## Begin Listed records

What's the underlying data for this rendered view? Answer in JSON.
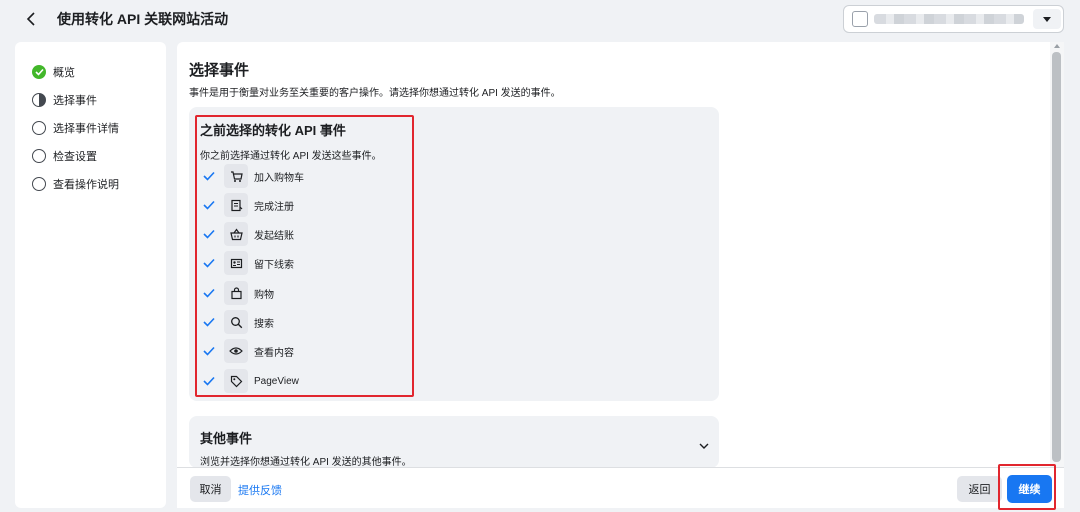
{
  "header": {
    "title": "使用转化 API 关联网站活动",
    "back_icon": "chevron-left-icon",
    "account_selector": {
      "value": "",
      "icon": "caret-down-icon"
    }
  },
  "sidebar": {
    "steps": [
      {
        "label": "概览",
        "status": "complete"
      },
      {
        "label": "选择事件",
        "status": "current"
      },
      {
        "label": "选择事件详情",
        "status": "pending"
      },
      {
        "label": "检查设置",
        "status": "pending"
      },
      {
        "label": "查看操作说明",
        "status": "pending"
      }
    ]
  },
  "main": {
    "title": "选择事件",
    "description": "事件是用于衡量对业务至关重要的客户操作。请选择你想通过转化 API 发送的事件。",
    "previous_events": {
      "title": "之前选择的转化 API 事件",
      "description": "你之前选择通过转化 API 发送这些事件。",
      "events": [
        {
          "label": "加入购物车",
          "icon": "shopping-cart-icon",
          "checked": true
        },
        {
          "label": "完成注册",
          "icon": "registration-form-icon",
          "checked": true
        },
        {
          "label": "发起结账",
          "icon": "checkout-basket-icon",
          "checked": true
        },
        {
          "label": "留下线索",
          "icon": "lead-card-icon",
          "checked": true
        },
        {
          "label": "购物",
          "icon": "shopping-bag-icon",
          "checked": true
        },
        {
          "label": "搜索",
          "icon": "search-icon",
          "checked": true
        },
        {
          "label": "查看内容",
          "icon": "eye-icon",
          "checked": true
        },
        {
          "label": "PageView",
          "icon": "tag-icon",
          "checked": true
        }
      ]
    },
    "other_events": {
      "title": "其他事件",
      "description": "浏览并选择你想通过转化 API 发送的其他事件。"
    }
  },
  "footer": {
    "cancel_label": "取消",
    "feedback_label": "提供反馈",
    "back_label": "返回",
    "continue_label": "继续"
  },
  "colors": {
    "accent": "#1877f2",
    "success": "#42b72a",
    "highlight": "#e1262e",
    "card_bg": "#f0f2f5"
  }
}
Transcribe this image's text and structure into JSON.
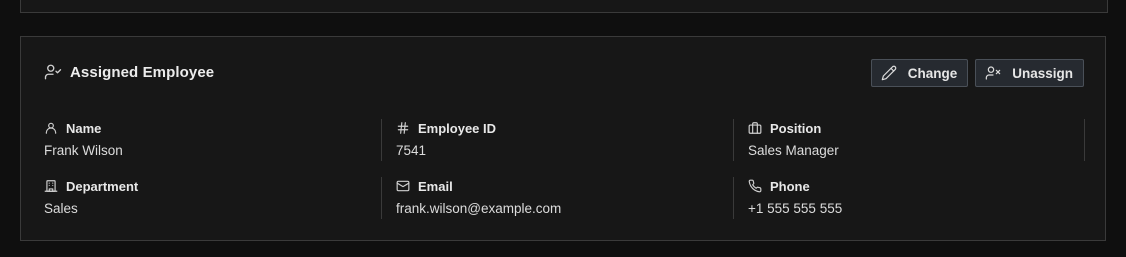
{
  "card": {
    "title": "Assigned Employee",
    "title_icon": "user-check-icon",
    "actions": {
      "change_label": "Change",
      "change_icon": "pencil-icon",
      "unassign_label": "Unassign",
      "unassign_icon": "user-x-icon"
    },
    "fields": [
      {
        "label": "Name",
        "value": "Frank Wilson",
        "icon": "user-icon"
      },
      {
        "label": "Employee ID",
        "value": "7541",
        "icon": "hash-icon"
      },
      {
        "label": "Position",
        "value": "Sales Manager",
        "icon": "briefcase-icon"
      },
      {
        "label": "Department",
        "value": "Sales",
        "icon": "building-icon"
      },
      {
        "label": "Email",
        "value": "frank.wilson@example.com",
        "icon": "mail-icon"
      },
      {
        "label": "Phone",
        "value": "+1 555 555 555",
        "icon": "phone-icon"
      }
    ]
  }
}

## End Listed records

Given problem
Transcribe the material exactly, leaving every picture out.

The answer
What's the underlying data for this rendered view? Answer in JSON.
{
  "header": {
    "title": "使用转化 API 关联网站活动",
    "back_icon": "chevron-left-icon",
    "account_selector": {
      "value": "",
      "icon": "caret-down-icon"
    }
  },
  "sidebar": {
    "steps": [
      {
        "label": "概览",
        "status": "complete"
      },
      {
        "label": "选择事件",
        "status": "current"
      },
      {
        "label": "选择事件详情",
        "status": "pending"
      },
      {
        "label": "检查设置",
        "status": "pending"
      },
      {
        "label": "查看操作说明",
        "status": "pending"
      }
    ]
  },
  "main": {
    "title": "选择事件",
    "description": "事件是用于衡量对业务至关重要的客户操作。请选择你想通过转化 API 发送的事件。",
    "previous_events": {
      "title": "之前选择的转化 API 事件",
      "description": "你之前选择通过转化 API 发送这些事件。",
      "events": [
        {
          "label": "加入购物车",
          "icon": "shopping-cart-icon",
          "checked": true
        },
        {
          "label": "完成注册",
          "icon": "registration-form-icon",
          "checked": true
        },
        {
          "label": "发起结账",
          "icon": "checkout-basket-icon",
          "checked": true
        },
        {
          "label": "留下线索",
          "icon": "lead-card-icon",
          "checked": true
        },
        {
          "label": "购物",
          "icon": "shopping-bag-icon",
          "checked": true
        },
        {
          "label": "搜索",
          "icon": "search-icon",
          "checked": true
        },
        {
          "label": "查看内容",
          "icon": "eye-icon",
          "checked": true
        },
        {
          "label": "PageView",
          "icon": "tag-icon",
          "checked": true
        }
      ]
    },
    "other_events": {
      "title": "其他事件",
      "description": "浏览并选择你想通过转化 API 发送的其他事件。"
    }
  },
  "footer": {
    "cancel_label": "取消",
    "feedback_label": "提供反馈",
    "back_label": "返回",
    "continue_label": "继续"
  },
  "colors": {
    "accent": "#1877f2",
    "success": "#42b72a",
    "highlight": "#e1262e",
    "card_bg": "#f0f2f5"
  }
}
Transcribe this image's text and structure into JSON.
{
  "card": {
    "title": "Assigned Employee",
    "title_icon": "user-check-icon",
    "actions": {
      "change_label": "Change",
      "change_icon": "pencil-icon",
      "unassign_label": "Unassign",
      "unassign_icon": "user-x-icon"
    },
    "fields": [
      {
        "label": "Name",
        "value": "Frank Wilson",
        "icon": "user-icon"
      },
      {
        "label": "Employee ID",
        "value": "7541",
        "icon": "hash-icon"
      },
      {
        "label": "Position",
        "value": "Sales Manager",
        "icon": "briefcase-icon"
      },
      {
        "label": "Department",
        "value": "Sales",
        "icon": "building-icon"
      },
      {
        "label": "Email",
        "value": "frank.wilson@example.com",
        "icon": "mail-icon"
      },
      {
        "label": "Phone",
        "value": "+1 555 555 555",
        "icon": "phone-icon"
      }
    ]
  }
}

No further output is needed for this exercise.